* **Task to carry out**
Output the lines of the data from the line containing "checklist-status-badge: OK xyxy=(1215,860,1247,880)" up to and including the line containing "price-label: Precio xyxy=(616,811,659,828)", reproducing each one without any change.

□ □ □ □

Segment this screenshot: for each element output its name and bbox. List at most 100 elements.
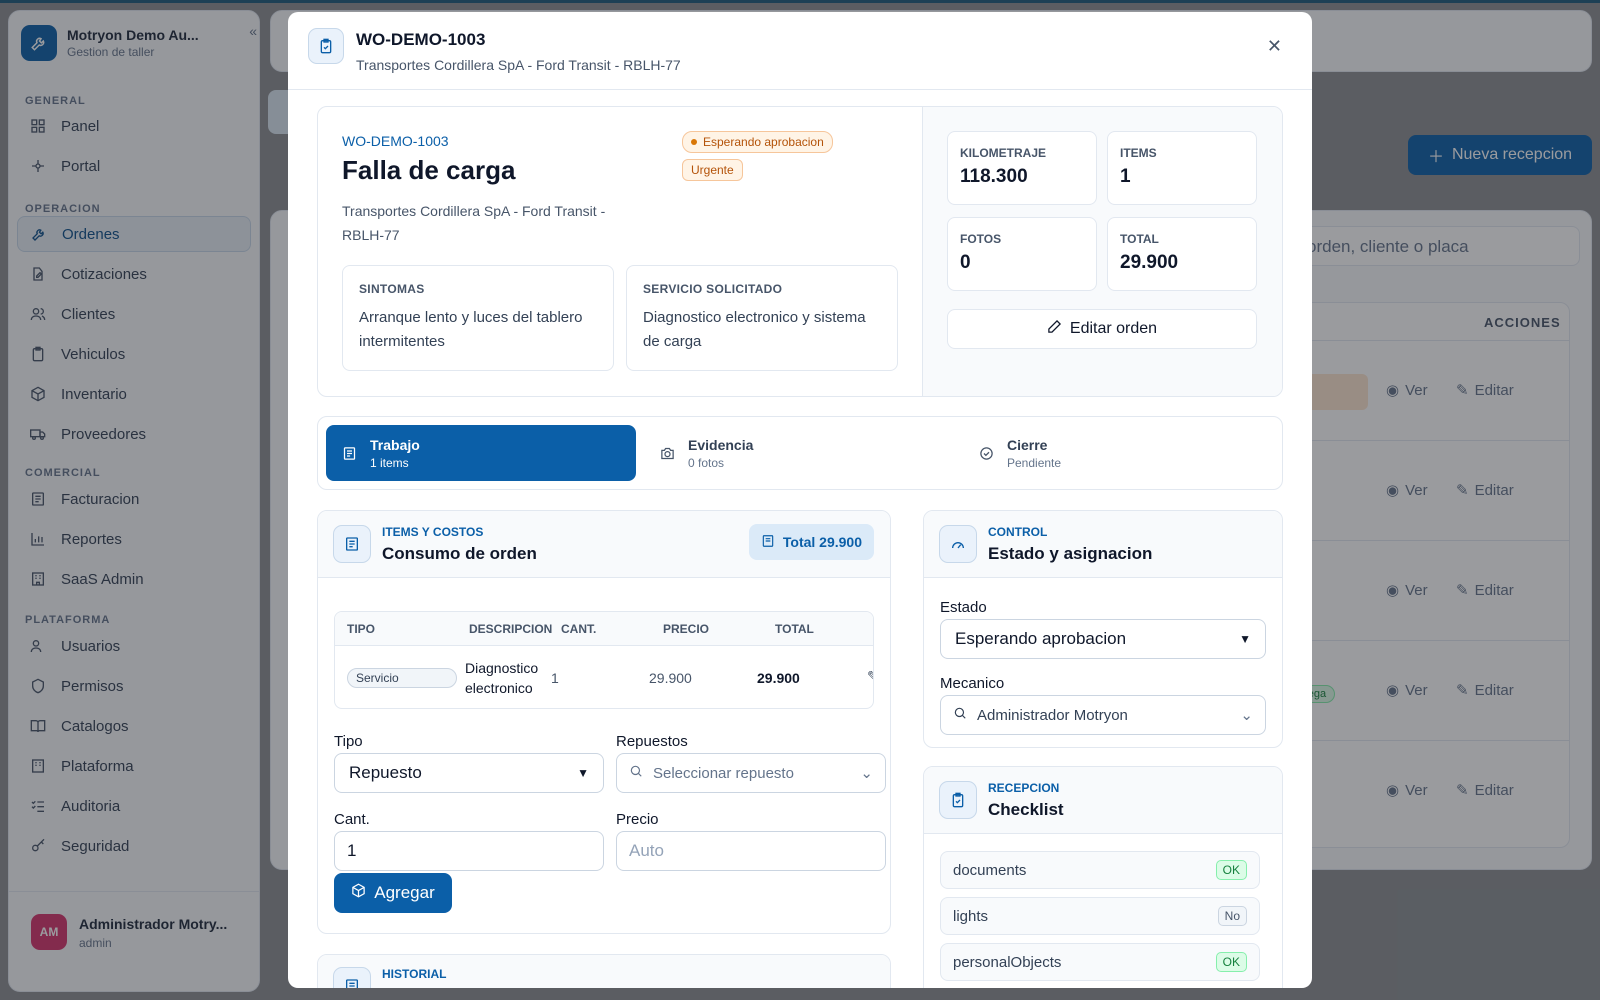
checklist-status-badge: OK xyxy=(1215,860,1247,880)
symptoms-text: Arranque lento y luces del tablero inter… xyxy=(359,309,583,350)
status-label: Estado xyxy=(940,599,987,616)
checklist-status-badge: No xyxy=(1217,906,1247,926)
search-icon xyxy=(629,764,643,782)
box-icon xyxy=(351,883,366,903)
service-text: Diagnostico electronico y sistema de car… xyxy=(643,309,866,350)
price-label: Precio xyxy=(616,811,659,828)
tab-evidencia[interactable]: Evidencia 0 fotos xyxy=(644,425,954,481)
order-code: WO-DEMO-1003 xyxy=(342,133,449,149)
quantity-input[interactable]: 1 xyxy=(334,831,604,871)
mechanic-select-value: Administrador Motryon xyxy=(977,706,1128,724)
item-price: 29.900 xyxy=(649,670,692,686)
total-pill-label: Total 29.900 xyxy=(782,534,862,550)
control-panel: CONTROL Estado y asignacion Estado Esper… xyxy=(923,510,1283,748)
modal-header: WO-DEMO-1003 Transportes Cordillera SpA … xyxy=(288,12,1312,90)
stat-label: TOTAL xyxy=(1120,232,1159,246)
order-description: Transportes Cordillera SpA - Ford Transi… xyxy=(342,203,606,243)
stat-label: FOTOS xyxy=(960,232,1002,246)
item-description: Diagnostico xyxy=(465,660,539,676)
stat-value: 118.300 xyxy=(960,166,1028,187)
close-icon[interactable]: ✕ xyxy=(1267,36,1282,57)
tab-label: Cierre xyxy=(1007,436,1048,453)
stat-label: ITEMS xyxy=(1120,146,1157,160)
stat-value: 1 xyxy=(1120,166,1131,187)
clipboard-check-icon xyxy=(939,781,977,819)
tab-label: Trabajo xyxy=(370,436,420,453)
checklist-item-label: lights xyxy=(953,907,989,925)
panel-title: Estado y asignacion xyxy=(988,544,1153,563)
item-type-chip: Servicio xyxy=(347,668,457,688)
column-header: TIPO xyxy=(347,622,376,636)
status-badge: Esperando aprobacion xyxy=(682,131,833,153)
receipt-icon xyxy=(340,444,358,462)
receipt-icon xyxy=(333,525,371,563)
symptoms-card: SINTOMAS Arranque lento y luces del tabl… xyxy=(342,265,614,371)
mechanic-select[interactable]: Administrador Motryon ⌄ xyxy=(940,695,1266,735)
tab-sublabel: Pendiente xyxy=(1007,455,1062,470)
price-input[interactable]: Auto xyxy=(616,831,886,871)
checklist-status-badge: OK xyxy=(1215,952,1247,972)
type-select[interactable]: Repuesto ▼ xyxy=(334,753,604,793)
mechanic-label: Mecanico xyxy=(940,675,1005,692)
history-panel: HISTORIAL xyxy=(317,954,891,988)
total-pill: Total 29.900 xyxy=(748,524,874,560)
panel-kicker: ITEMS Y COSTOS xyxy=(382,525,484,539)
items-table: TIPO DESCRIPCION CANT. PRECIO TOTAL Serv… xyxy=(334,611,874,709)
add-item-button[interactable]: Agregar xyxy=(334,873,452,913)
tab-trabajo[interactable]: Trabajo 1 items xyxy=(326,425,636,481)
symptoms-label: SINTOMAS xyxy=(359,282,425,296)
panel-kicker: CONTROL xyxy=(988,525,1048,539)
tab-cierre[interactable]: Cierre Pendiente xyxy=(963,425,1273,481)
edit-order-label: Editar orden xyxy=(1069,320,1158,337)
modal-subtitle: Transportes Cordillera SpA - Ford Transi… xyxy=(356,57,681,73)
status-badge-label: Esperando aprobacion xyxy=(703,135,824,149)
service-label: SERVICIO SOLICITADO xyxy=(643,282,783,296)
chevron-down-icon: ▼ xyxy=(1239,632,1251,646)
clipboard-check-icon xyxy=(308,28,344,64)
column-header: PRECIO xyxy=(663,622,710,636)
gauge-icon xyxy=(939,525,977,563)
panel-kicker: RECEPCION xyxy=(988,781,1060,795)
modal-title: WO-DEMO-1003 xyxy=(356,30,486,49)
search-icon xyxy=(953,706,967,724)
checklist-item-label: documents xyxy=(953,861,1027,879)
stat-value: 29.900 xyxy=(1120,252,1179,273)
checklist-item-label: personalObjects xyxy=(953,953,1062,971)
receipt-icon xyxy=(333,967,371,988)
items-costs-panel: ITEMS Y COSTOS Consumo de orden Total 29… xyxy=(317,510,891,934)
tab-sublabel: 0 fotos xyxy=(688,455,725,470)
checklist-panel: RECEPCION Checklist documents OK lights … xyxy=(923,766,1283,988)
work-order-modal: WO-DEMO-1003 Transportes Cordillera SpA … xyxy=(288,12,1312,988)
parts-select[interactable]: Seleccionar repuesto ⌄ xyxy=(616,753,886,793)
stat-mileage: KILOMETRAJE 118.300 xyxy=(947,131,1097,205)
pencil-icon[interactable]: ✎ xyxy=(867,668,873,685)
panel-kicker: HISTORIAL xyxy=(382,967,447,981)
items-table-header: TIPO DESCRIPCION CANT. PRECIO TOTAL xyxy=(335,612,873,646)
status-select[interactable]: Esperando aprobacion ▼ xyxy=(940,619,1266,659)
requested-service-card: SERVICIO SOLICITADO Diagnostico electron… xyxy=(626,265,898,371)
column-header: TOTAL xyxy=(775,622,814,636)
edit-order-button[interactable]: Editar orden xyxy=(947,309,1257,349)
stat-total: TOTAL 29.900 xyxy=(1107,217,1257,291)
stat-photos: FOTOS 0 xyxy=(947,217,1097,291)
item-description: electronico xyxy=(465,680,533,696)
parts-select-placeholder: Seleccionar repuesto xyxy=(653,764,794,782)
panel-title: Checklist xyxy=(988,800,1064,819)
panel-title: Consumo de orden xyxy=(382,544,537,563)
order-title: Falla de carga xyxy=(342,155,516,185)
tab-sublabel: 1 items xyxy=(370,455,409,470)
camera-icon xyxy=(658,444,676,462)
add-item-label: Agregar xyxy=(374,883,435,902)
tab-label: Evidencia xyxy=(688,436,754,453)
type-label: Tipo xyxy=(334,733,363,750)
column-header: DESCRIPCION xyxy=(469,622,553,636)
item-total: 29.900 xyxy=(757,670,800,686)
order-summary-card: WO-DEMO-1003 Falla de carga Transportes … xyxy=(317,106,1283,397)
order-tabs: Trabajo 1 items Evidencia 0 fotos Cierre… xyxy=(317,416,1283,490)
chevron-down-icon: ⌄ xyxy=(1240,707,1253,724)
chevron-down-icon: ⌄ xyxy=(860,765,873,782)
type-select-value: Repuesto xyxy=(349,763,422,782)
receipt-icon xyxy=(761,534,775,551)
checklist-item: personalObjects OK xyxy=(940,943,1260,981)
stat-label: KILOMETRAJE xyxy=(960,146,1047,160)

□ □ □ □

* **Output below**
checklist-status-badge: OK xyxy=(1215,860,1247,880)
symptoms-text: Arranque lento y luces del tablero inter… xyxy=(359,309,583,350)
status-label: Estado xyxy=(940,599,987,616)
checklist-status-badge: No xyxy=(1217,906,1247,926)
search-icon xyxy=(629,764,643,782)
box-icon xyxy=(351,883,366,903)
service-text: Diagnostico electronico y sistema de car… xyxy=(643,309,866,350)
price-label: Precio xyxy=(616,811,659,828)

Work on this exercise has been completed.